Figure dataset records:

- - - -

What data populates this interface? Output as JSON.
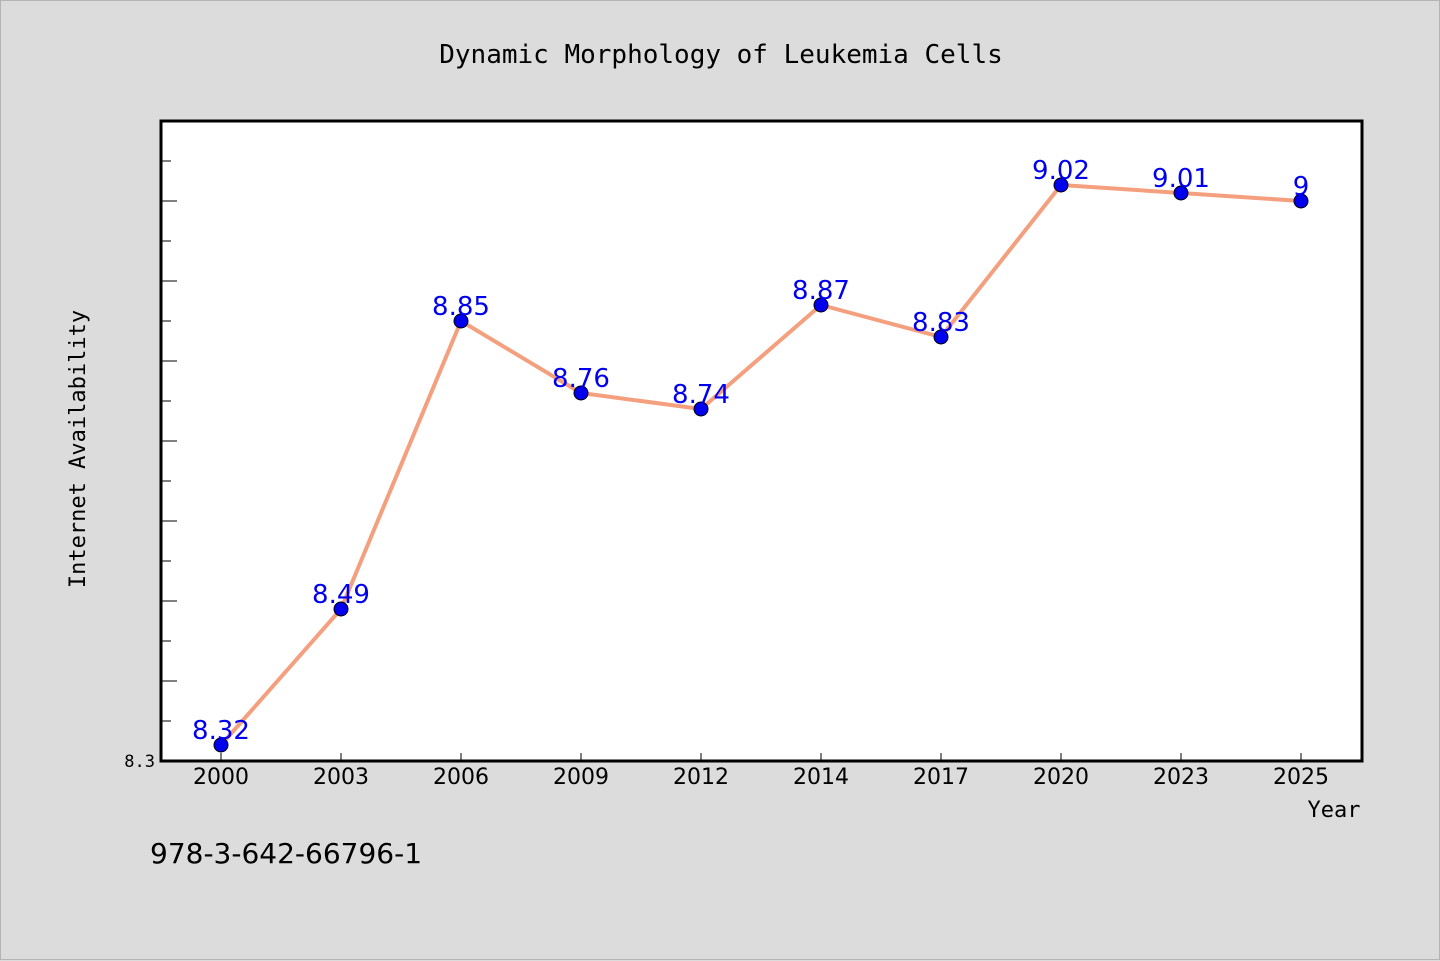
{
  "chart_data": {
    "type": "line",
    "title": "Dynamic Morphology of Leukemia Cells",
    "xlabel": "Year",
    "ylabel": "Internet Availability",
    "categories": [
      "2000",
      "2003",
      "2006",
      "2009",
      "2012",
      "2014",
      "2017",
      "2020",
      "2023",
      "2025"
    ],
    "series": [
      {
        "values": [
          8.32,
          8.49,
          8.85,
          8.76,
          8.74,
          8.87,
          8.83,
          9.02,
          9.01,
          9.0
        ],
        "labels": [
          "8.32",
          "8.49",
          "8.85",
          "8.76",
          "8.74",
          "8.87",
          "8.83",
          "9.02",
          "9.01",
          "9"
        ],
        "line_color": "#f4a07f",
        "marker_color": "#0000ee",
        "label_color": "#0000ee"
      }
    ],
    "ylim": [
      8.3,
      9.1
    ],
    "y_tick_labels": [
      "8.3"
    ],
    "grid": false,
    "legend": "none",
    "plot_background": "#ffffff",
    "figure_background": "#dcdcdc"
  },
  "footer": {
    "isbn": "978-3-642-66796-1"
  }
}
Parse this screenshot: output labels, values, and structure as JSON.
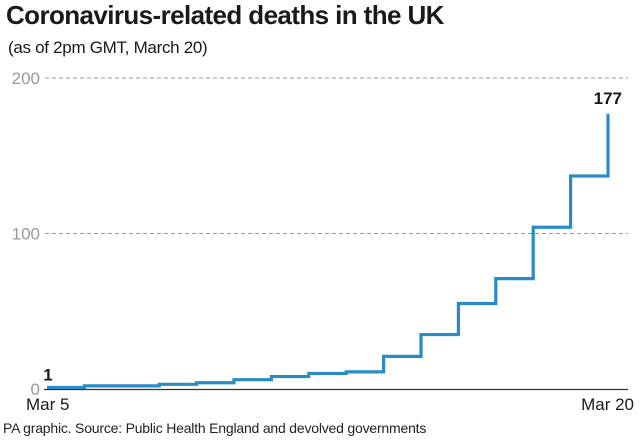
{
  "title": "Coronavirus-related deaths in the UK",
  "subtitle": "(as of 2pm GMT, March 20)",
  "source": "PA graphic. Source: Public Health England and devolved governments",
  "colors": {
    "line": "#2a8cc4",
    "grid": "#9a9a9a",
    "axis": "#333333",
    "text": "#1a1a1a",
    "tick": "#999999"
  },
  "chart_data": {
    "type": "line",
    "step": true,
    "x": [
      "Mar 5",
      "Mar 6",
      "Mar 7",
      "Mar 8",
      "Mar 9",
      "Mar 10",
      "Mar 11",
      "Mar 12",
      "Mar 13",
      "Mar 14",
      "Mar 15",
      "Mar 16",
      "Mar 17",
      "Mar 18",
      "Mar 19",
      "Mar 20"
    ],
    "values": [
      1,
      2,
      2,
      3,
      4,
      6,
      8,
      10,
      11,
      21,
      35,
      55,
      71,
      104,
      137,
      177
    ],
    "ylim": [
      0,
      200
    ],
    "yticks": [
      0,
      100,
      200
    ],
    "xtick_labels": [
      "Mar 5",
      "Mar 20"
    ],
    "annotations": [
      {
        "x": "Mar 5",
        "text": "1"
      },
      {
        "x": "Mar 20",
        "text": "177"
      }
    ],
    "grid": true
  }
}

- - - -

_Problem statement_. Restate the entries above word for word, and keep the pictures out.

_Written answer_.
What data populates this interface? Output as JSON.
{
  "chart_data": {
    "type": "line",
    "title": "Dynamic Morphology of Leukemia Cells",
    "xlabel": "Year",
    "ylabel": "Internet Availability",
    "categories": [
      "2000",
      "2003",
      "2006",
      "2009",
      "2012",
      "2014",
      "2017",
      "2020",
      "2023",
      "2025"
    ],
    "series": [
      {
        "values": [
          8.32,
          8.49,
          8.85,
          8.76,
          8.74,
          8.87,
          8.83,
          9.02,
          9.01,
          9.0
        ],
        "labels": [
          "8.32",
          "8.49",
          "8.85",
          "8.76",
          "8.74",
          "8.87",
          "8.83",
          "9.02",
          "9.01",
          "9"
        ],
        "line_color": "#f4a07f",
        "marker_color": "#0000ee",
        "label_color": "#0000ee"
      }
    ],
    "ylim": [
      8.3,
      9.1
    ],
    "y_tick_labels": [
      "8.3"
    ],
    "grid": false,
    "legend": "none",
    "plot_background": "#ffffff",
    "figure_background": "#dcdcdc"
  },
  "footer": {
    "isbn": "978-3-642-66796-1"
  }
}
Parse this screenshot: output labels, values, and structure as JSON.
{
  "title": "Coronavirus-related deaths in the UK",
  "subtitle": "(as of 2pm GMT, March 20)",
  "source": "PA graphic. Source: Public Health England and devolved governments",
  "colors": {
    "line": "#2a8cc4",
    "grid": "#9a9a9a",
    "axis": "#333333",
    "text": "#1a1a1a",
    "tick": "#999999"
  },
  "chart_data": {
    "type": "line",
    "step": true,
    "x": [
      "Mar 5",
      "Mar 6",
      "Mar 7",
      "Mar 8",
      "Mar 9",
      "Mar 10",
      "Mar 11",
      "Mar 12",
      "Mar 13",
      "Mar 14",
      "Mar 15",
      "Mar 16",
      "Mar 17",
      "Mar 18",
      "Mar 19",
      "Mar 20"
    ],
    "values": [
      1,
      2,
      2,
      3,
      4,
      6,
      8,
      10,
      11,
      21,
      35,
      55,
      71,
      104,
      137,
      177
    ],
    "ylim": [
      0,
      200
    ],
    "yticks": [
      0,
      100,
      200
    ],
    "xtick_labels": [
      "Mar 5",
      "Mar 20"
    ],
    "annotations": [
      {
        "x": "Mar 5",
        "text": "1"
      },
      {
        "x": "Mar 20",
        "text": "177"
      }
    ],
    "grid": true
  }
}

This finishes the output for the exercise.